===== THE INPUT

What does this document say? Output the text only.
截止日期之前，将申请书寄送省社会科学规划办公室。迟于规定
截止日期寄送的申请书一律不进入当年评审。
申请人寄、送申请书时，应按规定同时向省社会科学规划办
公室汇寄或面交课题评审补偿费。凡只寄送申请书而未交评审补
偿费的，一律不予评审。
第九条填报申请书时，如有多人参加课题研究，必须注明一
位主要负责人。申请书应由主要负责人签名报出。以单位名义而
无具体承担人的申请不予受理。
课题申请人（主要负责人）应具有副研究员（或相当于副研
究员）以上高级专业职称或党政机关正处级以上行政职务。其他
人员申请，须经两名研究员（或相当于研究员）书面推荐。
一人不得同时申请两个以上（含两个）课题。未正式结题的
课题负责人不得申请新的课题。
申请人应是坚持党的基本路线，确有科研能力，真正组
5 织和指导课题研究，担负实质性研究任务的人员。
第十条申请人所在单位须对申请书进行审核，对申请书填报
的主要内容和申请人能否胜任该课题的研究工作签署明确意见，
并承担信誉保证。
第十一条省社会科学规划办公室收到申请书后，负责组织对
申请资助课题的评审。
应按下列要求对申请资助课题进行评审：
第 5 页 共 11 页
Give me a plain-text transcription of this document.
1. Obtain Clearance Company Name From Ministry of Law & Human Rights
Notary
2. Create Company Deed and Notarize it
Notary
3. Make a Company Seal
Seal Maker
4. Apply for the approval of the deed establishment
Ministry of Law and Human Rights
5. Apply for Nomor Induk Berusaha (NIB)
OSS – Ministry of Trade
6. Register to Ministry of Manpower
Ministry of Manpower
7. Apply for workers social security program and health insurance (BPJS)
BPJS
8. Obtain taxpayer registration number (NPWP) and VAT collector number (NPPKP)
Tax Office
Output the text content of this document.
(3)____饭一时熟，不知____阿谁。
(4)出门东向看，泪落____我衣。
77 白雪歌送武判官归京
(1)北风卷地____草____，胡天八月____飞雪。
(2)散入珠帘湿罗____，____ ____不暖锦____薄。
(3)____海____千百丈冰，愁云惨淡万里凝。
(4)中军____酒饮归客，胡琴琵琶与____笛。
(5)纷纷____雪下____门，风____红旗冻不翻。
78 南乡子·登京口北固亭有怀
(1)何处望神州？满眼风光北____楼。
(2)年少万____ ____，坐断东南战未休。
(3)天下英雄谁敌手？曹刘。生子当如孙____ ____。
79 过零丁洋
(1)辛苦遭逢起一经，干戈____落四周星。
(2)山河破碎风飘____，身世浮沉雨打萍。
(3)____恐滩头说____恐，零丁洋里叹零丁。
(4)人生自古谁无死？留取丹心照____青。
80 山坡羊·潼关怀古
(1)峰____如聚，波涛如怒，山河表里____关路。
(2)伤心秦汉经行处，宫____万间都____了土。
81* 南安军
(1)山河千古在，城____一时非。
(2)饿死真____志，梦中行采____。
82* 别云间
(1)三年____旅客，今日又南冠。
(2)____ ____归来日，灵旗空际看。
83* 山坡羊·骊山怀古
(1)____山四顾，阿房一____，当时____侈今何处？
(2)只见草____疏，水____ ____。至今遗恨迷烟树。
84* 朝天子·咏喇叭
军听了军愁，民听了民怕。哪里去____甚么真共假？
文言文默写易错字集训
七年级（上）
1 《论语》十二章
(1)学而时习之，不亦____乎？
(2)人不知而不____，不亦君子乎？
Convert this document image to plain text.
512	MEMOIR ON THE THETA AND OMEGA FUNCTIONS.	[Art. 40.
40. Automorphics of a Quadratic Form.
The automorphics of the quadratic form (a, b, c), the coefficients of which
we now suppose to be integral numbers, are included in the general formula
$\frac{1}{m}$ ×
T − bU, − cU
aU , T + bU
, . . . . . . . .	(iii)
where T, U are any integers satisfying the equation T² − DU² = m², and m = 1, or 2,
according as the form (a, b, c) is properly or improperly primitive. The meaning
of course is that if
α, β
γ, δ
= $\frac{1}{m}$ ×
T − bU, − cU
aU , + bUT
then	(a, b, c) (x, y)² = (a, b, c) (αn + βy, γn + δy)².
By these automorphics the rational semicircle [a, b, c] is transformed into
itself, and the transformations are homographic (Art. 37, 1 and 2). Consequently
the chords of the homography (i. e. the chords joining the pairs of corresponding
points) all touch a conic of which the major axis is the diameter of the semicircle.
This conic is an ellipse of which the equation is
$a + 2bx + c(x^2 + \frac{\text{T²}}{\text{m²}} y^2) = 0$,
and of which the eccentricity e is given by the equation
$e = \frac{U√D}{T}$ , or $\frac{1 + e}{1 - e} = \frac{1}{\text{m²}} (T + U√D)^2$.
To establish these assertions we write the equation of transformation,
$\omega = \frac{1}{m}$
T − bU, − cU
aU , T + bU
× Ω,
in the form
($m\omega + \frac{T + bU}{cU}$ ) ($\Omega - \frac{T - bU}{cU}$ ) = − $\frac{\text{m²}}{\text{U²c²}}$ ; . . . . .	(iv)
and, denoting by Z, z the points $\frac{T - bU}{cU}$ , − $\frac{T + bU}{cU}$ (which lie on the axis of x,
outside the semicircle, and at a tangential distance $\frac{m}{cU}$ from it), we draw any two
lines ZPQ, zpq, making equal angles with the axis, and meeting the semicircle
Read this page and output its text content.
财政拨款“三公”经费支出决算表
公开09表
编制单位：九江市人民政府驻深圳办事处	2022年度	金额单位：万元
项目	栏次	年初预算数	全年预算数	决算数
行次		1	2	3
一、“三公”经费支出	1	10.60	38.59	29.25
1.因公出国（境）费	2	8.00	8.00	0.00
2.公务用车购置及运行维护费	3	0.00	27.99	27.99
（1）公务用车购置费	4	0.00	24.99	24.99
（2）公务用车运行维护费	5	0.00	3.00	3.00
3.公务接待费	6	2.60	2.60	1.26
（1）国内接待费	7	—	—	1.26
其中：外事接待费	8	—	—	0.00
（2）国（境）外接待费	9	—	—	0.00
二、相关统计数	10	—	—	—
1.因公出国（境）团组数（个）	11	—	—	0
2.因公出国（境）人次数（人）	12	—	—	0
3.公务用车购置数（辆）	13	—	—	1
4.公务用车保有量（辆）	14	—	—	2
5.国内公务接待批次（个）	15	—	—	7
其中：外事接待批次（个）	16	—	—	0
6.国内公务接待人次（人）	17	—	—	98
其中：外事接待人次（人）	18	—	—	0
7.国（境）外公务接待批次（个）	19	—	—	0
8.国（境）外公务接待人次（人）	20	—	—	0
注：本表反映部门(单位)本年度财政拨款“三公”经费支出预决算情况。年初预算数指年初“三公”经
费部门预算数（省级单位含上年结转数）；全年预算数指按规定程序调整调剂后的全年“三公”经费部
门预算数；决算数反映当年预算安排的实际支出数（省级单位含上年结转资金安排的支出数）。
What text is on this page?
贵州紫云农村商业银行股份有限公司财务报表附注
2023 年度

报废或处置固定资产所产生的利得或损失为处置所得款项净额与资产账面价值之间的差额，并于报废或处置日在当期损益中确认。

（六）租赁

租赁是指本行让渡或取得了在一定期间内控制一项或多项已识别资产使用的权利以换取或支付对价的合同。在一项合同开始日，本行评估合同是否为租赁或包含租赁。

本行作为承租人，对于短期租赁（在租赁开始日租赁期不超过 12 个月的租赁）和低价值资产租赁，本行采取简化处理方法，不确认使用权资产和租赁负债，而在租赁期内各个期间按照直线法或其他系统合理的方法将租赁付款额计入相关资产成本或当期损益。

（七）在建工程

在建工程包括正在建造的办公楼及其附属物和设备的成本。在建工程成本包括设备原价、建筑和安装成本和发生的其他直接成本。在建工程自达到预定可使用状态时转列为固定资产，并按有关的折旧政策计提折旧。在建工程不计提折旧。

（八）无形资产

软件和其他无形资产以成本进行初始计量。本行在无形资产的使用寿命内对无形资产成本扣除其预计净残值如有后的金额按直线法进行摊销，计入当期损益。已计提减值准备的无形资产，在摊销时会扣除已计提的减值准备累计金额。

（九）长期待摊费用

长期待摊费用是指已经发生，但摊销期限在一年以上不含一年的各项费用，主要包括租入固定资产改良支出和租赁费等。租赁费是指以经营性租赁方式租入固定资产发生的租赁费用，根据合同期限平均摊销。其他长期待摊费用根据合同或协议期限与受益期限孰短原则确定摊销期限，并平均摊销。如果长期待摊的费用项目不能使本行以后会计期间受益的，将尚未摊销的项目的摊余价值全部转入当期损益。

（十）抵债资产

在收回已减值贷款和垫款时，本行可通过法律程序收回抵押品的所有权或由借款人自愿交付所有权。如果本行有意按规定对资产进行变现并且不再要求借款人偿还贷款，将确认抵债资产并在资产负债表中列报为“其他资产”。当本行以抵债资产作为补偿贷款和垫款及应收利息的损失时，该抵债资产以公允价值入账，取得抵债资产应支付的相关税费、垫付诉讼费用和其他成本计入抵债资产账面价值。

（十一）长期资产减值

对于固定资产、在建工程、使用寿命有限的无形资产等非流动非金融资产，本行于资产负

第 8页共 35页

==========

**EXERCISE GOAL**
Pull out all lines containing the word "Human" from the entries above.

**ANSWER TO THE EXERCISE**
1. Obtain Clearance Company Name From Ministry of Law & Human Rights
Ministry of Law and Human Rights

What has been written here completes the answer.